[Dataset entries on figures]
┄┄┄┄┄┄┄┄┄┄

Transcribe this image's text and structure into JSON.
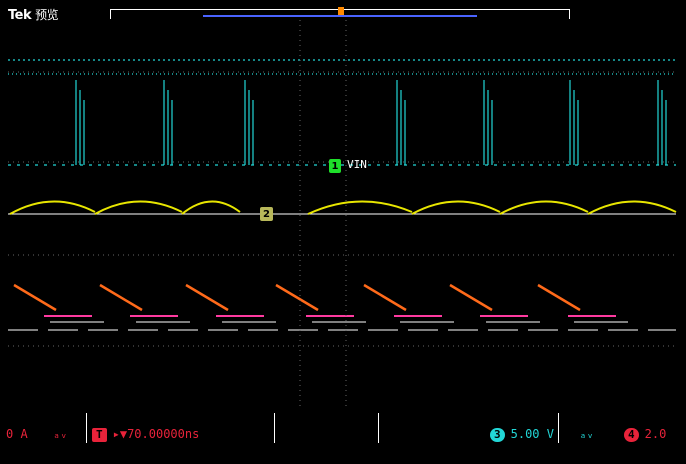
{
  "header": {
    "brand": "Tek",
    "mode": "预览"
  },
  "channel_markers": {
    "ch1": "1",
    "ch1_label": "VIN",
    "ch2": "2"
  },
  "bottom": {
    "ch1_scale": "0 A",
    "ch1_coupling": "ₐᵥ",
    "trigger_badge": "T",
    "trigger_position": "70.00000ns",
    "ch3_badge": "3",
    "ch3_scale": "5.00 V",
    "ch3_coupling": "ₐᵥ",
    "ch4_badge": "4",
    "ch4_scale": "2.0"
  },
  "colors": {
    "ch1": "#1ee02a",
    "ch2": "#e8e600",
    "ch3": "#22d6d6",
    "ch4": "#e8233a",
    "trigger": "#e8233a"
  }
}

┄┄┄┄┄┄┄┄┄┄

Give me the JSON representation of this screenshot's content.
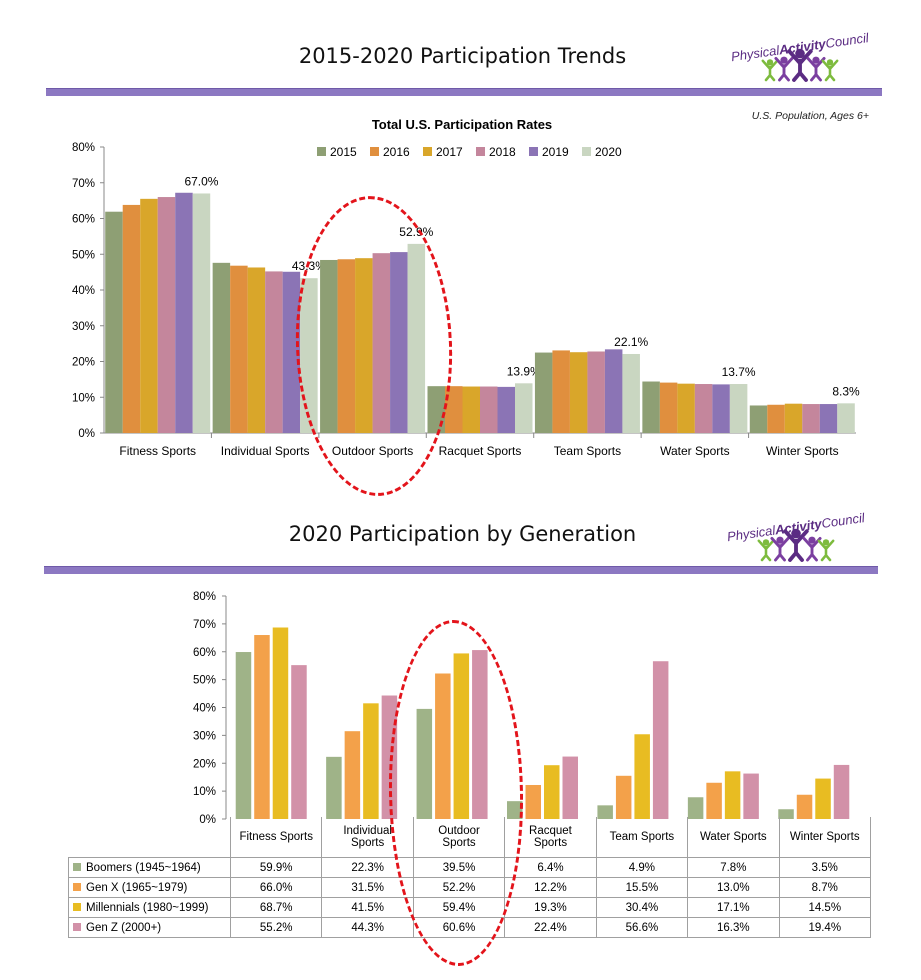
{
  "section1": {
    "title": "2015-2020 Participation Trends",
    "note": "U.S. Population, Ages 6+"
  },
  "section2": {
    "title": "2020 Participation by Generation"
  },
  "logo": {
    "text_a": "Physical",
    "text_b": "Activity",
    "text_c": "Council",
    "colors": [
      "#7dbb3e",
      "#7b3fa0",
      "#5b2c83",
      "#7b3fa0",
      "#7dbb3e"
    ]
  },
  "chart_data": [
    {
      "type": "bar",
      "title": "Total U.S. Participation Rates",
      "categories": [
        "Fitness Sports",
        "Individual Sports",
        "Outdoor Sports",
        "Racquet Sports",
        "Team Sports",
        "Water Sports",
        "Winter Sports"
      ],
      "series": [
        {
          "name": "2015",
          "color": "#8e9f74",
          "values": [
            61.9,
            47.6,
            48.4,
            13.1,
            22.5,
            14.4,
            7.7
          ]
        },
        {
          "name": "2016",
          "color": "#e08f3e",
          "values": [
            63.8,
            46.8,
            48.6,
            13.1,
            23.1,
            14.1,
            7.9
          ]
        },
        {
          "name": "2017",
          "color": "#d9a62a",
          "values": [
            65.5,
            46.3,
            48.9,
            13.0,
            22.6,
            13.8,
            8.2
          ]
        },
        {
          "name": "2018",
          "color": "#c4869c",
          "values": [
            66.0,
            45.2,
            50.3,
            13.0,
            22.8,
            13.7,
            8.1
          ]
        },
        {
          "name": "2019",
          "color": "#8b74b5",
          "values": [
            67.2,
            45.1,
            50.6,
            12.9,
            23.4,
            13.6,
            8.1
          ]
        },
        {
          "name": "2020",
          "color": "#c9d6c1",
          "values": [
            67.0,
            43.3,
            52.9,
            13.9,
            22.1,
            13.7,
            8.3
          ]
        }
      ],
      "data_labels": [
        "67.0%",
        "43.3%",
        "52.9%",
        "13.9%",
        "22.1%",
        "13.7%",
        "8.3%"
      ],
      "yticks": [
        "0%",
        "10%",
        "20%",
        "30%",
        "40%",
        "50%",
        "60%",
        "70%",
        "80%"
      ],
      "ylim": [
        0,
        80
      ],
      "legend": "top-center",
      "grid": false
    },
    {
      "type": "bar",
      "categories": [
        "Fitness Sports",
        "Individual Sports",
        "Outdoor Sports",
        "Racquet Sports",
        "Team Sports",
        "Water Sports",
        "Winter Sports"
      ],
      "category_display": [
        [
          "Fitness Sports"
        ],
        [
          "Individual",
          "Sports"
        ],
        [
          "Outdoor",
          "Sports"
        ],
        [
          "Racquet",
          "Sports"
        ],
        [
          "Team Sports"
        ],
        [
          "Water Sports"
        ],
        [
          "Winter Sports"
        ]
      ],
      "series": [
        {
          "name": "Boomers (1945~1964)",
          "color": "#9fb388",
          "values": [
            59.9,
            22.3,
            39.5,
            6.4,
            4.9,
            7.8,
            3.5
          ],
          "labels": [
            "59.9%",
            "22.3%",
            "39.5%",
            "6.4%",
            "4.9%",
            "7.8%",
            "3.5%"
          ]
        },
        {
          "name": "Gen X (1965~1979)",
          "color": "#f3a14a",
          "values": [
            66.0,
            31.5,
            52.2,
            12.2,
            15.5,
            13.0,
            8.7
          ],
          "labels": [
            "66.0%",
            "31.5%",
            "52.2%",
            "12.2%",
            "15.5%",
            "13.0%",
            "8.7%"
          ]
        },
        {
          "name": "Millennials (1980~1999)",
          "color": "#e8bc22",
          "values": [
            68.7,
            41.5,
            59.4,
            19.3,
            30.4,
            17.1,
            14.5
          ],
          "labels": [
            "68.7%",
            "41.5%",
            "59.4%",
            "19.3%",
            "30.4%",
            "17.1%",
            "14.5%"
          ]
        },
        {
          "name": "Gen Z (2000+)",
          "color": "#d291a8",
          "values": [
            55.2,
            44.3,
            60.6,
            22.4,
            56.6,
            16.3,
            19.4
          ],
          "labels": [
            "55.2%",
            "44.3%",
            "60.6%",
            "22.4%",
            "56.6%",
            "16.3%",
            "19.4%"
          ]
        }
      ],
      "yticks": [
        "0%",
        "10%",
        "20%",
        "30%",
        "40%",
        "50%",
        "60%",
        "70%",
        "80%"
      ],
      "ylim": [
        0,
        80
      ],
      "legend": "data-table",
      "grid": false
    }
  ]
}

┄┄┄┄┄┄┄┄┄┄

**Instructions to follow**
Pick out the lines that have the word "JSON". Copy them all.

**Finished exercise**
Transcribe this image's text and structure into JSON.
Give me the JSON representation of this screenshot's content.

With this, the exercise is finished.